> [AIM OF THE EXERCISE]: Your task is to reproduce the entries below word for word.

> [EXCERPTED RECORDS]:
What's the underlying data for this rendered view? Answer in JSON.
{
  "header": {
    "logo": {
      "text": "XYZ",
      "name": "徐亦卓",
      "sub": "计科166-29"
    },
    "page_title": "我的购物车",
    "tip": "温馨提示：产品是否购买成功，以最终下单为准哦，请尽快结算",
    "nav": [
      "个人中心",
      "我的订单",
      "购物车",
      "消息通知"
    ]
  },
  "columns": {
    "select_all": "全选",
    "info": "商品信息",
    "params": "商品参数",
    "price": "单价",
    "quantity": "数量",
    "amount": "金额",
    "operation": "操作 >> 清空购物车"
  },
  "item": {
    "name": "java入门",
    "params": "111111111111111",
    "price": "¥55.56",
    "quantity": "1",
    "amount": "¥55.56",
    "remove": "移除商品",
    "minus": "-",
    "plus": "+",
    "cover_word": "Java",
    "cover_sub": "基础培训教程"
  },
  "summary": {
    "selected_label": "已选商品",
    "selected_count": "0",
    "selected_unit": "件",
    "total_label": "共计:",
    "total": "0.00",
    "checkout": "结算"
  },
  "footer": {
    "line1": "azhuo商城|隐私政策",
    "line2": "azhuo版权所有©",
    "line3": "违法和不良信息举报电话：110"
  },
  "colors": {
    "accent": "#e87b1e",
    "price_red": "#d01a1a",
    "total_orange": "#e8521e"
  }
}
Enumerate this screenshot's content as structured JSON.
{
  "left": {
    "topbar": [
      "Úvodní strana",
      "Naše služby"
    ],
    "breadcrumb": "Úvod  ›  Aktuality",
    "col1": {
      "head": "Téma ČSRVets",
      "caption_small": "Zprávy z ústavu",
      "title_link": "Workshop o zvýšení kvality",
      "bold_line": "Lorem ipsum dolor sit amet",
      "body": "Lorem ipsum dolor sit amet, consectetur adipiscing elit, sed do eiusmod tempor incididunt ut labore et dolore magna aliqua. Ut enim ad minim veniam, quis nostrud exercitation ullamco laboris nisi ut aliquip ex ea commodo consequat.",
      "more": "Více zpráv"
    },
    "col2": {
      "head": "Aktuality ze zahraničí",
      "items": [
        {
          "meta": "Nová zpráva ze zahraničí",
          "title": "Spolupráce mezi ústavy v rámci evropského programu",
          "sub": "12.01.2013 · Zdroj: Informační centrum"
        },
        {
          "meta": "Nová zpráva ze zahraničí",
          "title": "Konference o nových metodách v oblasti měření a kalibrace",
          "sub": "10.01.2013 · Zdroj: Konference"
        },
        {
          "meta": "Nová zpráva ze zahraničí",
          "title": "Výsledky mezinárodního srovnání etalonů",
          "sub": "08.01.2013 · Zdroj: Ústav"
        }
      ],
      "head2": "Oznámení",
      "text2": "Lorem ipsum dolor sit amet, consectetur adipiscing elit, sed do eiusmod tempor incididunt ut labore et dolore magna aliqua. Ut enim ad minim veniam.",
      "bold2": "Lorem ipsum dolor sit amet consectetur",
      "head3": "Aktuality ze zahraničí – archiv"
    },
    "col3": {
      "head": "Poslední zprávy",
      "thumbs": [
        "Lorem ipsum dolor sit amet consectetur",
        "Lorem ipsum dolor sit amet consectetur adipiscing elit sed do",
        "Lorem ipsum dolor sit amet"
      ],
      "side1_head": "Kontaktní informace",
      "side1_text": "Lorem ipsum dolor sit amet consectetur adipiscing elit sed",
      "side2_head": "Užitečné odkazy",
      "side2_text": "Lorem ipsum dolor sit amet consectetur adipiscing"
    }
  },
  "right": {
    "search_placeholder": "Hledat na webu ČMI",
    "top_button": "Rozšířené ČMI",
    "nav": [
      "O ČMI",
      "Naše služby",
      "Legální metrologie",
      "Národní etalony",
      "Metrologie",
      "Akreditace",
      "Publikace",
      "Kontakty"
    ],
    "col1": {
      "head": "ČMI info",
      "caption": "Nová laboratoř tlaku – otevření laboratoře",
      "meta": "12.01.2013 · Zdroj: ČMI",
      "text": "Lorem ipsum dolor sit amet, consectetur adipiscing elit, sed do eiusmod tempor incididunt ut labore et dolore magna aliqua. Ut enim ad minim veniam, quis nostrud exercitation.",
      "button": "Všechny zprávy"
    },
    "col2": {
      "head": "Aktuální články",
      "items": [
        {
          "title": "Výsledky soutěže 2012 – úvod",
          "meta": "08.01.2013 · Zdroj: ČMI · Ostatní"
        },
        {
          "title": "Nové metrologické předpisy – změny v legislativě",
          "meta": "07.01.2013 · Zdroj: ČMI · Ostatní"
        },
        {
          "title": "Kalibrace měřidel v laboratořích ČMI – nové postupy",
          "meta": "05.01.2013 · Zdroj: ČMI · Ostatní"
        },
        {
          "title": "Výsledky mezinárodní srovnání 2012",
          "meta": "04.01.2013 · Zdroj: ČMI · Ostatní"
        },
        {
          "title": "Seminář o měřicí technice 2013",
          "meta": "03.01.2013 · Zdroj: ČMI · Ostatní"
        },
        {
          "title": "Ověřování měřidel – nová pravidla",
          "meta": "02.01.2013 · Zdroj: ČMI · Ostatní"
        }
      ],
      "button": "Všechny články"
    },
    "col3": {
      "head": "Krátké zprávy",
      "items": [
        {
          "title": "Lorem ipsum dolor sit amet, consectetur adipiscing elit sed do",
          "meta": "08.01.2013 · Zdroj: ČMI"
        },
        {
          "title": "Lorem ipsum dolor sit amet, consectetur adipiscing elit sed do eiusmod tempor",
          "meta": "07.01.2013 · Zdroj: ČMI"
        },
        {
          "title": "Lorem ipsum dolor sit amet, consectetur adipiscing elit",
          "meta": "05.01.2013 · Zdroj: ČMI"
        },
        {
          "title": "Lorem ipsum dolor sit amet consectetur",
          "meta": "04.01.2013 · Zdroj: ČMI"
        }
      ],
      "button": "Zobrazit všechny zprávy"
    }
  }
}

> [SOLUTION TO THE EXERCISE]:
What's the underlying data for this rendered view? Answer in JSON.
{
  "header": {
    "logo": {
      "text": "XYZ",
      "name": "徐亦卓",
      "sub": "计科166-29"
    },
    "page_title": "我的购物车",
    "tip": "温馨提示：产品是否购买成功，以最终下单为准哦，请尽快结算",
    "nav": [
      "个人中心",
      "我的订单",
      "购物车",
      "消息通知"
    ]
  },
  "columns": {
    "select_all": "全选",
    "info": "商品信息",
    "params": "商品参数",
    "price": "单价",
    "quantity": "数量",
    "amount": "金额",
    "operation": "操作 >> 清空购物车"
  },
  "item": {
    "name": "java入门",
    "params": "111111111111111",
    "price": "¥55.56",
    "quantity": "1",
    "amount": "¥55.56",
    "remove": "移除商品",
    "minus": "-",
    "plus": "+",
    "cover_word": "Java",
    "cover_sub": "基础培训教程"
  },
  "summary": {
    "selected_label": "已选商品",
    "selected_count": "0",
    "selected_unit": "件",
    "total_label": "共计:",
    "total": "0.00",
    "checkout": "结算"
  },
  "footer": {
    "line1": "azhuo商城|隐私政策",
    "line2": "azhuo版权所有©",
    "line3": "违法和不良信息举报电话：110"
  },
  "colors": {
    "accent": "#e87b1e",
    "price_red": "#d01a1a",
    "total_orange": "#e8521e"
  }
}
Enumerate this screenshot's content as structured JSON.
{
  "left": {
    "topbar": [
      "Úvodní strana",
      "Naše služby"
    ],
    "breadcrumb": "Úvod  ›  Aktuality",
    "col1": {
      "head": "Téma ČSRVets",
      "caption_small": "Zprávy z ústavu",
      "title_link": "Workshop o zvýšení kvality",
      "bold_line": "Lorem ipsum dolor sit amet",
      "body": "Lorem ipsum dolor sit amet, consectetur adipiscing elit, sed do eiusmod tempor incididunt ut labore et dolore magna aliqua. Ut enim ad minim veniam, quis nostrud exercitation ullamco laboris nisi ut aliquip ex ea commodo consequat.",
      "more": "Více zpráv"
    },
    "col2": {
      "head": "Aktuality ze zahraničí",
      "items": [
        {
          "meta": "Nová zpráva ze zahraničí",
          "title": "Spolupráce mezi ústavy v rámci evropského programu",
          "sub": "12.01.2013 · Zdroj: Informační centrum"
        },
        {
          "meta": "Nová zpráva ze zahraničí",
          "title": "Konference o nových metodách v oblasti měření a kalibrace",
          "sub": "10.01.2013 · Zdroj: Konference"
        },
        {
          "meta": "Nová zpráva ze zahraničí",
          "title": "Výsledky mezinárodního srovnání etalonů",
          "sub": "08.01.2013 · Zdroj: Ústav"
        }
      ],
      "head2": "Oznámení",
      "text2": "Lorem ipsum dolor sit amet, consectetur adipiscing elit, sed do eiusmod tempor incididunt ut labore et dolore magna aliqua. Ut enim ad minim veniam.",
      "bold2": "Lorem ipsum dolor sit amet consectetur",
      "head3": "Aktuality ze zahraničí – archiv"
    },
    "col3": {
      "head": "Poslední zprávy",
      "thumbs": [
        "Lorem ipsum dolor sit amet consectetur",
        "Lorem ipsum dolor sit amet consectetur adipiscing elit sed do",
        "Lorem ipsum dolor sit amet"
      ],
      "side1_head": "Kontaktní informace",
      "side1_text": "Lorem ipsum dolor sit amet consectetur adipiscing elit sed",
      "side2_head": "Užitečné odkazy",
      "side2_text": "Lorem ipsum dolor sit amet consectetur adipiscing"
    }
  },
  "right": {
    "search_placeholder": "Hledat na webu ČMI",
    "top_button": "Rozšířené ČMI",
    "nav": [
      "O ČMI",
      "Naše služby",
      "Legální metrologie",
      "Národní etalony",
      "Metrologie",
      "Akreditace",
      "Publikace",
      "Kontakty"
    ],
    "col1": {
      "head": "ČMI info",
      "caption": "Nová laboratoř tlaku – otevření laboratoře",
      "meta": "12.01.2013 · Zdroj: ČMI",
      "text": "Lorem ipsum dolor sit amet, consectetur adipiscing elit, sed do eiusmod tempor incididunt ut labore et dolore magna aliqua. Ut enim ad minim veniam, quis nostrud exercitation.",
      "button": "Všechny zprávy"
    },
    "col2": {
      "head": "Aktuální články",
      "items": [
        {
          "title": "Výsledky soutěže 2012 – úvod",
          "meta": "08.01.2013 · Zdroj: ČMI · Ostatní"
        },
        {
          "title": "Nové metrologické předpisy – změny v legislativě",
          "meta": "07.01.2013 · Zdroj: ČMI · Ostatní"
        },
        {
          "title": "Kalibrace měřidel v laboratořích ČMI – nové postupy",
          "meta": "05.01.2013 · Zdroj: ČMI · Ostatní"
        },
        {
          "title": "Výsledky mezinárodní srovnání 2012",
          "meta": "04.01.2013 · Zdroj: ČMI · Ostatní"
        },
        {
          "title": "Seminář o měřicí technice 2013",
          "meta": "03.01.2013 · Zdroj: ČMI · Ostatní"
        },
        {
          "title": "Ověřování měřidel – nová pravidla",
          "meta": "02.01.2013 · Zdroj: ČMI · Ostatní"
        }
      ],
      "button": "Všechny články"
    },
    "col3": {
      "head": "Krátké zprávy",
      "items": [
        {
          "title": "Lorem ipsum dolor sit amet, consectetur adipiscing elit sed do",
          "meta": "08.01.2013 · Zdroj: ČMI"
        },
        {
          "title": "Lorem ipsum dolor sit amet, consectetur adipiscing elit sed do eiusmod tempor",
          "meta": "07.01.2013 · Zdroj: ČMI"
        },
        {
          "title": "Lorem ipsum dolor sit amet, consectetur adipiscing elit",
          "meta": "05.01.2013 · Zdroj: ČMI"
        },
        {
          "title": "Lorem ipsum dolor sit amet consectetur",
          "meta": "04.01.2013 · Zdroj: ČMI"
        }
      ],
      "button": "Zobrazit všechny zprávy"
    }
  }
}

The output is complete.